>>>>

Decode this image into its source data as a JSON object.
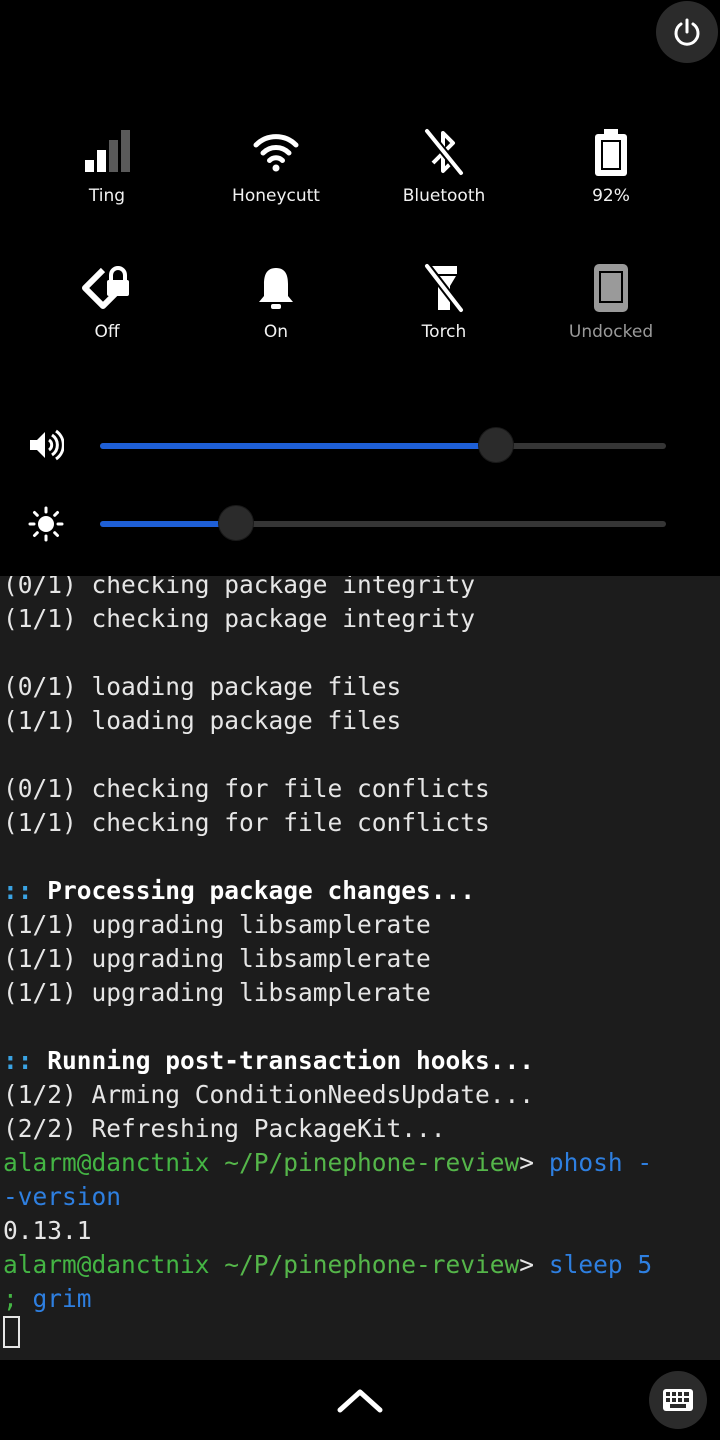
{
  "quick_settings": {
    "tiles": [
      {
        "label": "Ting",
        "icon": "cellular-signal-icon"
      },
      {
        "label": "Honeycutt",
        "icon": "wifi-icon"
      },
      {
        "label": "Bluetooth",
        "icon": "bluetooth-disabled-icon"
      },
      {
        "label": "92%",
        "icon": "battery-icon"
      },
      {
        "label": "Off",
        "icon": "rotation-lock-icon"
      },
      {
        "label": "On",
        "icon": "notification-bell-icon"
      },
      {
        "label": "Torch",
        "icon": "flashlight-icon"
      },
      {
        "label": "Undocked",
        "icon": "phone-undocked-icon"
      }
    ],
    "volume_level": 0.7,
    "brightness_level": 0.24,
    "accent_color": "#1e5fd6"
  },
  "terminal": {
    "lines": [
      "(0/1) checking package integrity",
      "(1/1) checking package integrity",
      "",
      "(0/1) loading package files",
      "(1/1) loading package files",
      "",
      "(0/1) checking for file conflicts",
      "(1/1) checking for file conflicts",
      ""
    ],
    "section1_marker": "::",
    "section1_title": "Processing package changes...",
    "section1_lines": [
      "(1/1) upgrading libsamplerate",
      "(1/1) upgrading libsamplerate",
      "(1/1) upgrading libsamplerate"
    ],
    "section2_marker": "::",
    "section2_title": "Running post-transaction hooks...",
    "section2_lines": [
      "(1/2) Arming ConditionNeedsUpdate...",
      "(2/2) Refreshing PackageKit..."
    ],
    "prompt_user": "alarm@danctnix",
    "prompt_path": "~/P/pinephone-review",
    "prompt_sym": ">",
    "cmd1_a": "phosh -",
    "cmd1_b": "-version",
    "output1": "0.13.1",
    "cmd2_a": "sleep 5",
    "cmd2_semicolon": ";",
    "cmd2_b": "grim"
  }
}
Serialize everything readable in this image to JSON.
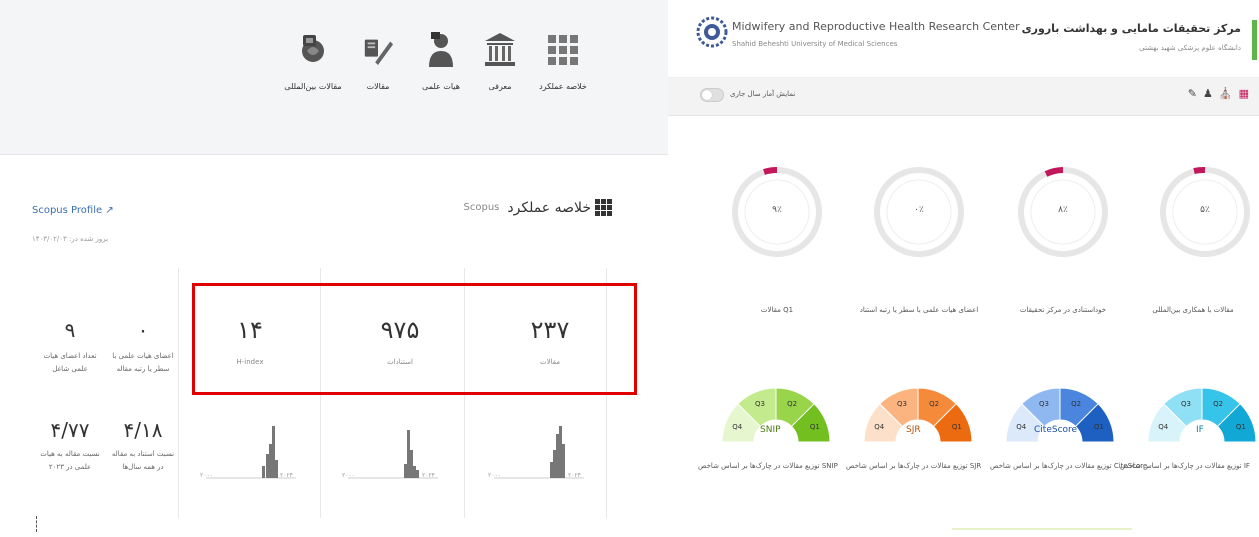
{
  "nav": {
    "items": [
      {
        "label": "مقالات بین‌المللی",
        "icon": "globe-badge-icon"
      },
      {
        "label": "مقالات",
        "icon": "pen-document-icon"
      },
      {
        "label": "هیات علمی",
        "icon": "person-icon"
      },
      {
        "label": "معرفی",
        "icon": "building-icon"
      },
      {
        "label": "خلاصه عملکرد",
        "icon": "grid-icon"
      }
    ]
  },
  "summary": {
    "title": "خلاصه عملکرد",
    "source": "Scopus",
    "scopus_link": "Scopus Profile",
    "updated": "بروز شده در: ۱۴۰۳/۰۲/۰۳",
    "stats": [
      {
        "value": "۲۳۷",
        "label": "مقالات"
      },
      {
        "value": "۹۷۵",
        "label": "استنادات"
      },
      {
        "value": "۱۴",
        "label": "H-index"
      }
    ],
    "side_stats": [
      {
        "value": "۹",
        "label": "تعداد اعضای هیات علمی شاغل"
      },
      {
        "value": "۰",
        "label": "اعضای هیات علمی با سطر یا رتبه مقاله"
      },
      {
        "value": "۴/۷۷",
        "label": "نسبت مقاله به هیات علمی در ۲۰۲۳"
      },
      {
        "value": "۴/۱۸",
        "label": "نسبت استناد به مقاله در همه سال‌ها"
      }
    ],
    "chart_labels": {
      "left": "۲۰۰۰",
      "right": "۲۰۲۴"
    }
  },
  "right_header": {
    "title_fa": "مرکز تحقیقات مامایی و بهداشت باروری",
    "subtitle_fa": "دانشگاه علوم پزشکی شهید بهشتی",
    "title_en": "Midwifery and Reproductive Health Research Center",
    "subtitle_en": "Shahid Beheshti University of Medical Sciences",
    "toggle_label": "نمایش آمار سال جاری",
    "accent": "#5bb548"
  },
  "circles": [
    {
      "value": "۵٪",
      "label": "مقالات با همکاری بین‌المللی"
    },
    {
      "value": "۸٪",
      "label": "خوداستنادی در مرکز تحقیقات"
    },
    {
      "value": "۰٪",
      "label": "اعضای هیات علمی با سطر یا رتبه استناد"
    },
    {
      "value": "۹٪",
      "label": "مقالات Q1"
    }
  ],
  "gauges": [
    {
      "name": "IF",
      "label": "توزیع مقالات در چارک‌ها بر اساس شاخص IF",
      "colors": [
        "#d9f3fb",
        "#8fe0f5",
        "#37c4ea",
        "#11a8d6"
      ]
    },
    {
      "name": "CiteScore",
      "label": "توزیع مقالات در چارک‌ها بر اساس شاخص CiteScore",
      "colors": [
        "#dce9fb",
        "#8fb8f0",
        "#4a86dd",
        "#1e5fc2"
      ]
    },
    {
      "name": "SJR",
      "label": "توزیع مقالات در چارک‌ها بر اساس شاخص SJR",
      "colors": [
        "#fde0c9",
        "#fbb47f",
        "#f68a3b",
        "#ec6b10"
      ]
    },
    {
      "name": "SNIP",
      "label": "توزیع مقالات در چارک‌ها بر اساس شاخص SNIP",
      "colors": [
        "#e6f6cf",
        "#c3ea8c",
        "#98d54a",
        "#74bf20"
      ]
    }
  ]
}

<<<<

- [Task] Reproduce every line exactly and omit all pictures.

- [Task output]
Decode this image into its source data as a JSON object.
{
  "quick_settings": {
    "tiles": [
      {
        "label": "Ting",
        "icon": "cellular-signal-icon"
      },
      {
        "label": "Honeycutt",
        "icon": "wifi-icon"
      },
      {
        "label": "Bluetooth",
        "icon": "bluetooth-disabled-icon"
      },
      {
        "label": "92%",
        "icon": "battery-icon"
      },
      {
        "label": "Off",
        "icon": "rotation-lock-icon"
      },
      {
        "label": "On",
        "icon": "notification-bell-icon"
      },
      {
        "label": "Torch",
        "icon": "flashlight-icon"
      },
      {
        "label": "Undocked",
        "icon": "phone-undocked-icon"
      }
    ],
    "volume_level": 0.7,
    "brightness_level": 0.24,
    "accent_color": "#1e5fd6"
  },
  "terminal": {
    "lines": [
      "(0/1) checking package integrity",
      "(1/1) checking package integrity",
      "",
      "(0/1) loading package files",
      "(1/1) loading package files",
      "",
      "(0/1) checking for file conflicts",
      "(1/1) checking for file conflicts",
      ""
    ],
    "section1_marker": "::",
    "section1_title": "Processing package changes...",
    "section1_lines": [
      "(1/1) upgrading libsamplerate",
      "(1/1) upgrading libsamplerate",
      "(1/1) upgrading libsamplerate"
    ],
    "section2_marker": "::",
    "section2_title": "Running post-transaction hooks...",
    "section2_lines": [
      "(1/2) Arming ConditionNeedsUpdate...",
      "(2/2) Refreshing PackageKit..."
    ],
    "prompt_user": "alarm@danctnix",
    "prompt_path": "~/P/pinephone-review",
    "prompt_sym": ">",
    "cmd1_a": "phosh -",
    "cmd1_b": "-version",
    "output1": "0.13.1",
    "cmd2_a": "sleep 5",
    "cmd2_semicolon": ";",
    "cmd2_b": "grim"
  }
}
Serialize everything readable in this image to JSON.
{
  "nav": {
    "items": [
      {
        "label": "مقالات بین‌المللی",
        "icon": "globe-badge-icon"
      },
      {
        "label": "مقالات",
        "icon": "pen-document-icon"
      },
      {
        "label": "هیات علمی",
        "icon": "person-icon"
      },
      {
        "label": "معرفی",
        "icon": "building-icon"
      },
      {
        "label": "خلاصه عملکرد",
        "icon": "grid-icon"
      }
    ]
  },
  "summary": {
    "title": "خلاصه عملکرد",
    "source": "Scopus",
    "scopus_link": "Scopus Profile",
    "updated": "بروز شده در: ۱۴۰۳/۰۲/۰۳",
    "stats": [
      {
        "value": "۲۳۷",
        "label": "مقالات"
      },
      {
        "value": "۹۷۵",
        "label": "استنادات"
      },
      {
        "value": "۱۴",
        "label": "H-index"
      }
    ],
    "side_stats": [
      {
        "value": "۹",
        "label": "تعداد اعضای هیات علمی شاغل"
      },
      {
        "value": "۰",
        "label": "اعضای هیات علمی با سطر یا رتبه مقاله"
      },
      {
        "value": "۴/۷۷",
        "label": "نسبت مقاله به هیات علمی در ۲۰۲۳"
      },
      {
        "value": "۴/۱۸",
        "label": "نسبت استناد به مقاله در همه سال‌ها"
      }
    ],
    "chart_labels": {
      "left": "۲۰۰۰",
      "right": "۲۰۲۴"
    }
  },
  "right_header": {
    "title_fa": "مرکز تحقیقات مامایی و بهداشت باروری",
    "subtitle_fa": "دانشگاه علوم پزشکی شهید بهشتی",
    "title_en": "Midwifery and Reproductive Health Research Center",
    "subtitle_en": "Shahid Beheshti University of Medical Sciences",
    "toggle_label": "نمایش آمار سال جاری",
    "accent": "#5bb548"
  },
  "circles": [
    {
      "value": "۵٪",
      "label": "مقالات با همکاری بین‌المللی"
    },
    {
      "value": "۸٪",
      "label": "خوداستنادی در مرکز تحقیقات"
    },
    {
      "value": "۰٪",
      "label": "اعضای هیات علمی با سطر یا رتبه استناد"
    },
    {
      "value": "۹٪",
      "label": "مقالات Q1"
    }
  ],
  "gauges": [
    {
      "name": "IF",
      "label": "توزیع مقالات در چارک‌ها بر اساس شاخص IF",
      "colors": [
        "#d9f3fb",
        "#8fe0f5",
        "#37c4ea",
        "#11a8d6"
      ]
    },
    {
      "name": "CiteScore",
      "label": "توزیع مقالات در چارک‌ها بر اساس شاخص CiteScore",
      "colors": [
        "#dce9fb",
        "#8fb8f0",
        "#4a86dd",
        "#1e5fc2"
      ]
    },
    {
      "name": "SJR",
      "label": "توزیع مقالات در چارک‌ها بر اساس شاخص SJR",
      "colors": [
        "#fde0c9",
        "#fbb47f",
        "#f68a3b",
        "#ec6b10"
      ]
    },
    {
      "name": "SNIP",
      "label": "توزیع مقالات در چارک‌ها بر اساس شاخص SNIP",
      "colors": [
        "#e6f6cf",
        "#c3ea8c",
        "#98d54a",
        "#74bf20"
      ]
    }
  ]
}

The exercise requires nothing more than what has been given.